═══ SUPPLIED DATA ═══

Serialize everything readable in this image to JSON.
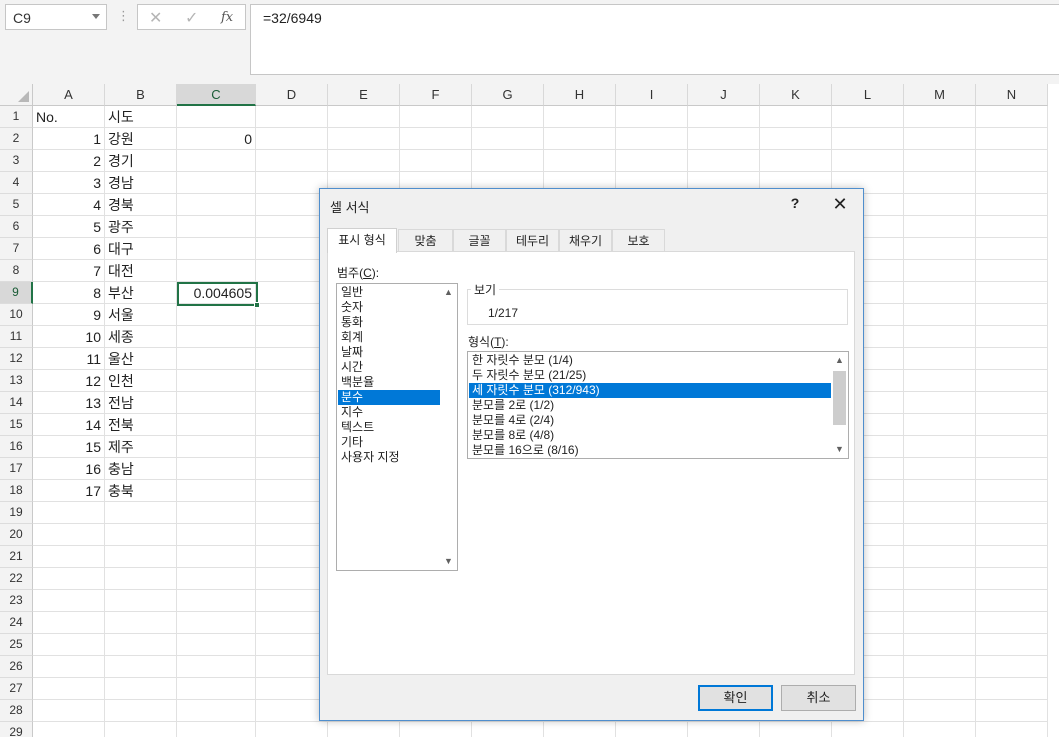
{
  "formula_bar": {
    "name_box": "C9",
    "formula": "=32/6949",
    "cancel_icon": "x-icon",
    "enter_icon": "check-icon",
    "function_icon": "fx-icon",
    "fx_label": "fx"
  },
  "columns": [
    "A",
    "B",
    "C",
    "D",
    "E",
    "F",
    "G",
    "H",
    "I",
    "J",
    "K",
    "L",
    "M",
    "N"
  ],
  "selected_column": "C",
  "rows": [
    "1",
    "2",
    "3",
    "4",
    "5",
    "6",
    "7",
    "8",
    "9",
    "10",
    "11",
    "12",
    "13",
    "14",
    "15",
    "16",
    "17",
    "18",
    "19",
    "20",
    "21",
    "22",
    "23",
    "24",
    "25",
    "26",
    "27",
    "28",
    "29"
  ],
  "selected_row": "9",
  "cells": {
    "A1": "No.",
    "B1": "시도",
    "A2": "1",
    "B2": "강원",
    "C2": "0",
    "A3": "2",
    "B3": "경기",
    "A4": "3",
    "B4": "경남",
    "A5": "4",
    "B5": "경북",
    "A6": "5",
    "B6": "광주",
    "A7": "6",
    "B7": "대구",
    "A8": "7",
    "B8": "대전",
    "A9": "8",
    "B9": "부산",
    "C9": "0.004605",
    "A10": "9",
    "B10": "서울",
    "A11": "10",
    "B11": "세종",
    "A12": "11",
    "B12": "울산",
    "A13": "12",
    "B13": "인천",
    "A14": "13",
    "B14": "전남",
    "A15": "14",
    "B15": "전북",
    "A16": "15",
    "B16": "제주",
    "A17": "16",
    "B17": "충남",
    "A18": "17",
    "B18": "충북"
  },
  "dialog": {
    "title": "셀 서식",
    "help": "?",
    "close": "✕",
    "tabs": [
      "표시 형식",
      "맞춤",
      "글꼴",
      "테두리",
      "채우기",
      "보호"
    ],
    "active_tab": "표시 형식",
    "category_label": "범주(",
    "category_key": "C",
    "category_label_end": "):",
    "categories": [
      "일반",
      "숫자",
      "통화",
      "회계",
      "날짜",
      "시간",
      "백분율",
      "분수",
      "지수",
      "텍스트",
      "기타",
      "사용자 지정"
    ],
    "selected_category": "분수",
    "sample_label": "보기",
    "sample_value": "1/217",
    "type_label": "형식(",
    "type_key": "T",
    "type_label_end": "):",
    "types": [
      "한 자릿수 분모 (1/4)",
      "두 자릿수 분모 (21/25)",
      "세 자릿수 분모 (312/943)",
      "분모를 2로 (1/2)",
      "분모를 4로 (2/4)",
      "분모를 8로 (4/8)",
      "분모를 16으로 (8/16)"
    ],
    "selected_type": "세 자릿수 분모 (312/943)",
    "ok_label": "확인",
    "cancel_label": "취소"
  },
  "colors": {
    "accent_green": "#217346",
    "selection_blue": "#0078d7",
    "dialog_border": "#4f8ecd"
  }
}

═══

### OBJECTIVE
Note how many lines of the material contain the string "icon". Then report that number by itself.

### EXERCISE OUTPUT
3